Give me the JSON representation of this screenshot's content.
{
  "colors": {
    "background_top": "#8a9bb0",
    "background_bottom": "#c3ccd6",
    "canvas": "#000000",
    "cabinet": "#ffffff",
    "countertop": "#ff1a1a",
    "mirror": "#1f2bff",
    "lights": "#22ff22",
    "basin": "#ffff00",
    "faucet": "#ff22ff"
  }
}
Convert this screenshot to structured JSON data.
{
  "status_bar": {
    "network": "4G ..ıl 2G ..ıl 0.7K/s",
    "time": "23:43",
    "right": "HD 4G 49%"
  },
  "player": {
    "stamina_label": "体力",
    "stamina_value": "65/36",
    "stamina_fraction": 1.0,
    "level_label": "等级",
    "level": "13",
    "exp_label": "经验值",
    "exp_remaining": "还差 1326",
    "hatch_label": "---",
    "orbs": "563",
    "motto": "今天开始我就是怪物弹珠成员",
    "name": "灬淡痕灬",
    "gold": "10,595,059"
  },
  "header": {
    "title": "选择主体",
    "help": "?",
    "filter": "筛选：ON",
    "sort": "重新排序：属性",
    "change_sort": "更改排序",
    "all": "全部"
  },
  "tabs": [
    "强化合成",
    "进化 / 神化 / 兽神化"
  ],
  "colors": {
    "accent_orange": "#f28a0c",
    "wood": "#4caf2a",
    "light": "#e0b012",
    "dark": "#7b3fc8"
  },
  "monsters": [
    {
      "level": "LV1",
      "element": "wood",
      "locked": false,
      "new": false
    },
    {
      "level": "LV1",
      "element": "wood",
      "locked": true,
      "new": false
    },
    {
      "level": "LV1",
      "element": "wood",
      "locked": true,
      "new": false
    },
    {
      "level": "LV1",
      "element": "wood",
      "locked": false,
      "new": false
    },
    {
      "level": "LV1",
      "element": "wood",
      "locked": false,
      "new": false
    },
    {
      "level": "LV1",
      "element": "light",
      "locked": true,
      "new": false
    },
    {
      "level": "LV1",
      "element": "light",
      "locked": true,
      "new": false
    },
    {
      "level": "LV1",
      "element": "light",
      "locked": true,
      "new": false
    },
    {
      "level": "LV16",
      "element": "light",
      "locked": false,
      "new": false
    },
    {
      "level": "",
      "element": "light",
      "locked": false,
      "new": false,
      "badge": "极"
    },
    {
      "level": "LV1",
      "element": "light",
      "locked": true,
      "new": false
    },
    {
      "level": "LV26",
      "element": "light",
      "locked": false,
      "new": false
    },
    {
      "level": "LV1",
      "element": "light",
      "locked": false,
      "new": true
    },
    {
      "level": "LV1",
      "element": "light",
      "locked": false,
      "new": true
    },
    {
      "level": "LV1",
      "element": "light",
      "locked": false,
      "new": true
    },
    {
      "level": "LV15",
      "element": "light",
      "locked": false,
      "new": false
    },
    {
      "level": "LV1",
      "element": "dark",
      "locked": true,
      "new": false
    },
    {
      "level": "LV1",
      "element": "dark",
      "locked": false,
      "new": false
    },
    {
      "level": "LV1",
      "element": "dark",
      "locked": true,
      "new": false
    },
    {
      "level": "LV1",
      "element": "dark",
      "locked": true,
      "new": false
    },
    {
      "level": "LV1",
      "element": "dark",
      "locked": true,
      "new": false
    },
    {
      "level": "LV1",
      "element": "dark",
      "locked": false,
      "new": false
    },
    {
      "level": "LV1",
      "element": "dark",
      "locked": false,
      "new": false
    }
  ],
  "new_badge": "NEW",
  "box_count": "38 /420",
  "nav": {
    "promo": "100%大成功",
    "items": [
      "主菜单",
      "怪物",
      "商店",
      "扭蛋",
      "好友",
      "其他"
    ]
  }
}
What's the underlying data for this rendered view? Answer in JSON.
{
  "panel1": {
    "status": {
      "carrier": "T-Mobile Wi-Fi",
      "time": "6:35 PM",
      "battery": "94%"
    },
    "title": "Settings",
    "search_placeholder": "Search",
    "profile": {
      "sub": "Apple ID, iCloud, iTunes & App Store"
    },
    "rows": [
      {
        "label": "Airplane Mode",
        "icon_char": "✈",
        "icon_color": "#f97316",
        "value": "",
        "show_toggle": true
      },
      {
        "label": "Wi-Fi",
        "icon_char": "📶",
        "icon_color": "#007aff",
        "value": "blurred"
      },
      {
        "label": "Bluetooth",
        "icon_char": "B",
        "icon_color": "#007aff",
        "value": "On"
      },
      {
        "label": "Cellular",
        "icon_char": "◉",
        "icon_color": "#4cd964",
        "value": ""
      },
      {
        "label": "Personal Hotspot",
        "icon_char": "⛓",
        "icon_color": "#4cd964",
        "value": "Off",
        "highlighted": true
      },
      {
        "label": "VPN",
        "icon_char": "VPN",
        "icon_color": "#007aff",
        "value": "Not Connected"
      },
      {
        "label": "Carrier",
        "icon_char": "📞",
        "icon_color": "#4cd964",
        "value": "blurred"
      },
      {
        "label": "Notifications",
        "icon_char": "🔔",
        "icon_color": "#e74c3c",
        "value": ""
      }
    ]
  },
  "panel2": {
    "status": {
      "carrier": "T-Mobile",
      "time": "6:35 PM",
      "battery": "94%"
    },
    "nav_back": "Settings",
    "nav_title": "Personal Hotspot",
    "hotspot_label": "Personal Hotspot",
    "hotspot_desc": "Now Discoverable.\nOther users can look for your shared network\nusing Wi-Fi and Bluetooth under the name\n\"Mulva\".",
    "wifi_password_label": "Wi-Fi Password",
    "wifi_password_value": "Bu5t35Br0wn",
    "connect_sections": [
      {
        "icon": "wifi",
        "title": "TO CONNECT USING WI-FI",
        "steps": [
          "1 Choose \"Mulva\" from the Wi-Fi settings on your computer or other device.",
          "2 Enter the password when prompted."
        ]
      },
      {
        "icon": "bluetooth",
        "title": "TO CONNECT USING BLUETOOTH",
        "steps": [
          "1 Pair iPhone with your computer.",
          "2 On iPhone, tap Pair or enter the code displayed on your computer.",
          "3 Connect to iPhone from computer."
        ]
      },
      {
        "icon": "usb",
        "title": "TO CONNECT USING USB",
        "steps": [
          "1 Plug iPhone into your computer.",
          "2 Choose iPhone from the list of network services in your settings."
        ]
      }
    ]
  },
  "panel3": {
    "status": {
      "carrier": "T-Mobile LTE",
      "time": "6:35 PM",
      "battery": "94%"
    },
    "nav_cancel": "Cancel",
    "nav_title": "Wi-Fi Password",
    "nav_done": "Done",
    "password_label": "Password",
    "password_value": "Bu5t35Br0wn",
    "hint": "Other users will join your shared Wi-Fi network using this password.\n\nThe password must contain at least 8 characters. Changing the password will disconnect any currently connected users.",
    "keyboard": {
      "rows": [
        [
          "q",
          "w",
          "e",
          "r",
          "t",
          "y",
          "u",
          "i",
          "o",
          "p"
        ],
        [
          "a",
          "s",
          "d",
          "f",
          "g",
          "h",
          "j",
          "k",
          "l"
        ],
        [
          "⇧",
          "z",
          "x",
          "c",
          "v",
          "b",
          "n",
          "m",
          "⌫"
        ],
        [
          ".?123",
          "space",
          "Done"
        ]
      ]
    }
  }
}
——————————
» **AIM OF THE TASK**: Return all the data exactly as given.

» **RESULT OF THIS EXERCISE**:
Give me the JSON representation of this screenshot's content.
{
  "colors": {
    "background_top": "#8a9bb0",
    "background_bottom": "#c3ccd6",
    "canvas": "#000000",
    "cabinet": "#ffffff",
    "countertop": "#ff1a1a",
    "mirror": "#1f2bff",
    "lights": "#22ff22",
    "basin": "#ffff00",
    "faucet": "#ff22ff"
  }
}
Convert this screenshot to structured JSON data.
{
  "status_bar": {
    "network": "4G ..ıl 2G ..ıl 0.7K/s",
    "time": "23:43",
    "right": "HD 4G 49%"
  },
  "player": {
    "stamina_label": "体力",
    "stamina_value": "65/36",
    "stamina_fraction": 1.0,
    "level_label": "等级",
    "level": "13",
    "exp_label": "经验值",
    "exp_remaining": "还差 1326",
    "hatch_label": "---",
    "orbs": "563",
    "motto": "今天开始我就是怪物弹珠成员",
    "name": "灬淡痕灬",
    "gold": "10,595,059"
  },
  "header": {
    "title": "选择主体",
    "help": "?",
    "filter": "筛选：ON",
    "sort": "重新排序：属性",
    "change_sort": "更改排序",
    "all": "全部"
  },
  "tabs": [
    "强化合成",
    "进化 / 神化 / 兽神化"
  ],
  "colors": {
    "accent_orange": "#f28a0c",
    "wood": "#4caf2a",
    "light": "#e0b012",
    "dark": "#7b3fc8"
  },
  "monsters": [
    {
      "level": "LV1",
      "element": "wood",
      "locked": false,
      "new": false
    },
    {
      "level": "LV1",
      "element": "wood",
      "locked": true,
      "new": false
    },
    {
      "level": "LV1",
      "element": "wood",
      "locked": true,
      "new": false
    },
    {
      "level": "LV1",
      "element": "wood",
      "locked": false,
      "new": false
    },
    {
      "level": "LV1",
      "element": "wood",
      "locked": false,
      "new": false
    },
    {
      "level": "LV1",
      "element": "light",
      "locked": true,
      "new": false
    },
    {
      "level": "LV1",
      "element": "light",
      "locked": true,
      "new": false
    },
    {
      "level": "LV1",
      "element": "light",
      "locked": true,
      "new": false
    },
    {
      "level": "LV16",
      "element": "light",
      "locked": false,
      "new": false
    },
    {
      "level": "",
      "element": "light",
      "locked": false,
      "new": false,
      "badge": "极"
    },
    {
      "level": "LV1",
      "element": "light",
      "locked": true,
      "new": false
    },
    {
      "level": "LV26",
      "element": "light",
      "locked": false,
      "new": false
    },
    {
      "level": "LV1",
      "element": "light",
      "locked": false,
      "new": true
    },
    {
      "level": "LV1",
      "element": "light",
      "locked": false,
      "new": true
    },
    {
      "level": "LV1",
      "element": "light",
      "locked": false,
      "new": true
    },
    {
      "level": "LV15",
      "element": "light",
      "locked": false,
      "new": false
    },
    {
      "level": "LV1",
      "element": "dark",
      "locked": true,
      "new": false
    },
    {
      "level": "LV1",
      "element": "dark",
      "locked": false,
      "new": false
    },
    {
      "level": "LV1",
      "element": "dark",
      "locked": true,
      "new": false
    },
    {
      "level": "LV1",
      "element": "dark",
      "locked": true,
      "new": false
    },
    {
      "level": "LV1",
      "element": "dark",
      "locked": true,
      "new": false
    },
    {
      "level": "LV1",
      "element": "dark",
      "locked": false,
      "new": false
    },
    {
      "level": "LV1",
      "element": "dark",
      "locked": false,
      "new": false
    }
  ],
  "new_badge": "NEW",
  "box_count": "38 /420",
  "nav": {
    "promo": "100%大成功",
    "items": [
      "主菜单",
      "怪物",
      "商店",
      "扭蛋",
      "好友",
      "其他"
    ]
  }
}
What's the underlying data for this rendered view? Answer in JSON.
{
  "panel1": {
    "status": {
      "carrier": "T-Mobile Wi-Fi",
      "time": "6:35 PM",
      "battery": "94%"
    },
    "title": "Settings",
    "search_placeholder": "Search",
    "profile": {
      "sub": "Apple ID, iCloud, iTunes & App Store"
    },
    "rows": [
      {
        "label": "Airplane Mode",
        "icon_char": "✈",
        "icon_color": "#f97316",
        "value": "",
        "show_toggle": true
      },
      {
        "label": "Wi-Fi",
        "icon_char": "📶",
        "icon_color": "#007aff",
        "value": "blurred"
      },
      {
        "label": "Bluetooth",
        "icon_char": "B",
        "icon_color": "#007aff",
        "value": "On"
      },
      {
        "label": "Cellular",
        "icon_char": "◉",
        "icon_color": "#4cd964",
        "value": ""
      },
      {
        "label": "Personal Hotspot",
        "icon_char": "⛓",
        "icon_color": "#4cd964",
        "value": "Off",
        "highlighted": true
      },
      {
        "label": "VPN",
        "icon_char": "VPN",
        "icon_color": "#007aff",
        "value": "Not Connected"
      },
      {
        "label": "Carrier",
        "icon_char": "📞",
        "icon_color": "#4cd964",
        "value": "blurred"
      },
      {
        "label": "Notifications",
        "icon_char": "🔔",
        "icon_color": "#e74c3c",
        "value": ""
      }
    ]
  },
  "panel2": {
    "status": {
      "carrier": "T-Mobile",
      "time": "6:35 PM",
      "battery": "94%"
    },
    "nav_back": "Settings",
    "nav_title": "Personal Hotspot",
    "hotspot_label": "Personal Hotspot",
    "hotspot_desc": "Now Discoverable.\nOther users can look for your shared network\nusing Wi-Fi and Bluetooth under the name\n\"Mulva\".",
    "wifi_password_label": "Wi-Fi Password",
    "wifi_password_value": "Bu5t35Br0wn",
    "connect_sections": [
      {
        "icon": "wifi",
        "title": "TO CONNECT USING WI-FI",
        "steps": [
          "1 Choose \"Mulva\" from the Wi-Fi settings on your computer or other device.",
          "2 Enter the password when prompted."
        ]
      },
      {
        "icon": "bluetooth",
        "title": "TO CONNECT USING BLUETOOTH",
        "steps": [
          "1 Pair iPhone with your computer.",
          "2 On iPhone, tap Pair or enter the code displayed on your computer.",
          "3 Connect to iPhone from computer."
        ]
      },
      {
        "icon": "usb",
        "title": "TO CONNECT USING USB",
        "steps": [
          "1 Plug iPhone into your computer.",
          "2 Choose iPhone from the list of network services in your settings."
        ]
      }
    ]
  },
  "panel3": {
    "status": {
      "carrier": "T-Mobile LTE",
      "time": "6:35 PM",
      "battery": "94%"
    },
    "nav_cancel": "Cancel",
    "nav_title": "Wi-Fi Password",
    "nav_done": "Done",
    "password_label": "Password",
    "password_value": "Bu5t35Br0wn",
    "hint": "Other users will join your shared Wi-Fi network using this password.\n\nThe password must contain at least 8 characters. Changing the password will disconnect any currently connected users.",
    "keyboard": {
      "rows": [
        [
          "q",
          "w",
          "e",
          "r",
          "t",
          "y",
          "u",
          "i",
          "o",
          "p"
        ],
        [
          "a",
          "s",
          "d",
          "f",
          "g",
          "h",
          "j",
          "k",
          "l"
        ],
        [
          "⇧",
          "z",
          "x",
          "c",
          "v",
          "b",
          "n",
          "m",
          "⌫"
        ],
        [
          ".?123",
          "space",
          "Done"
        ]
      ]
    }
  }
}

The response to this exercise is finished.